» The request
Count every line of the material that holds the string "手足蠕动". Respond with the total only.

*** Material provided ***

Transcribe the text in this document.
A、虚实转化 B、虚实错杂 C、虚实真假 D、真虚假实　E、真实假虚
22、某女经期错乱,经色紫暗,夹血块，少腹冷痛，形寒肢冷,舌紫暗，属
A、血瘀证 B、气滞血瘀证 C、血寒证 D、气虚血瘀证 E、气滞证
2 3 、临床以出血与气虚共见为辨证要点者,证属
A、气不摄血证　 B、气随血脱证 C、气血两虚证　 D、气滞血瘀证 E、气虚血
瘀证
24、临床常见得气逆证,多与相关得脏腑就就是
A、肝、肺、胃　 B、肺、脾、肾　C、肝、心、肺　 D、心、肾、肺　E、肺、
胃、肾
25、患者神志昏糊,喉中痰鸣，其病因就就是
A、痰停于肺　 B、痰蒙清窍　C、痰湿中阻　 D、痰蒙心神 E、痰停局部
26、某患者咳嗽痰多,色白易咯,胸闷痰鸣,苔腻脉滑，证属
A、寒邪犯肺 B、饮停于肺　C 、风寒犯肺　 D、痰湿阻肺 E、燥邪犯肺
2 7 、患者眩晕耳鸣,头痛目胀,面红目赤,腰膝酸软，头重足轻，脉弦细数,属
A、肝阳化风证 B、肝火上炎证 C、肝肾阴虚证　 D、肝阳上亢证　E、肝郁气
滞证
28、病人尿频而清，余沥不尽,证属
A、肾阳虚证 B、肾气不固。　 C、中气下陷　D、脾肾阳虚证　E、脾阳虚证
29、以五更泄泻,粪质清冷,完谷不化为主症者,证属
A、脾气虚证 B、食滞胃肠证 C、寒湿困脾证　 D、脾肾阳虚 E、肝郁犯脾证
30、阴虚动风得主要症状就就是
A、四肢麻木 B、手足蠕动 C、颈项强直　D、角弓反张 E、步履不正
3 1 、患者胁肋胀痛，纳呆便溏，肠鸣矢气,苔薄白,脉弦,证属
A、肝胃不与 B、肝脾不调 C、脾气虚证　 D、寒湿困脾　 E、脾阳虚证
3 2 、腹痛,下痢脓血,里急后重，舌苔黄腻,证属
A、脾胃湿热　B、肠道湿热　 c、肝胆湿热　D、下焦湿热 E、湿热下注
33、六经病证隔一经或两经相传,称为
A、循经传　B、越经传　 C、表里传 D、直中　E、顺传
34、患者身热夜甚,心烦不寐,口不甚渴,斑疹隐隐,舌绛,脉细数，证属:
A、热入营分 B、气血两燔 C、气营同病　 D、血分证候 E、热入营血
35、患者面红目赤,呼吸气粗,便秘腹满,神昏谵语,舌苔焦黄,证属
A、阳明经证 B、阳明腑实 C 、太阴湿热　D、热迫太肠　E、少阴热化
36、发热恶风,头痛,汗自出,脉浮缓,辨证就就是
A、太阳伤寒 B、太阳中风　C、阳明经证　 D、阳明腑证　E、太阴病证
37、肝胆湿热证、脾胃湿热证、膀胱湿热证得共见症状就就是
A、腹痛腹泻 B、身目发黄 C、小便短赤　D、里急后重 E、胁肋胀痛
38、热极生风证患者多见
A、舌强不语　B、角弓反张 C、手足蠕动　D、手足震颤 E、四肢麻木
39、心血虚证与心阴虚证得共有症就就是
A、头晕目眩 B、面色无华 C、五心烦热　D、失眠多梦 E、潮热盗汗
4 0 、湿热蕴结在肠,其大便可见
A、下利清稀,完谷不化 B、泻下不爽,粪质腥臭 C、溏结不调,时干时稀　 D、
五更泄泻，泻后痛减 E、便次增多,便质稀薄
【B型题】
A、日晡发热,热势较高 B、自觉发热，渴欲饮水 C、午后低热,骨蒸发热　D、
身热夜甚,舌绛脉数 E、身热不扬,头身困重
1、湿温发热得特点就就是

***

» The solution
2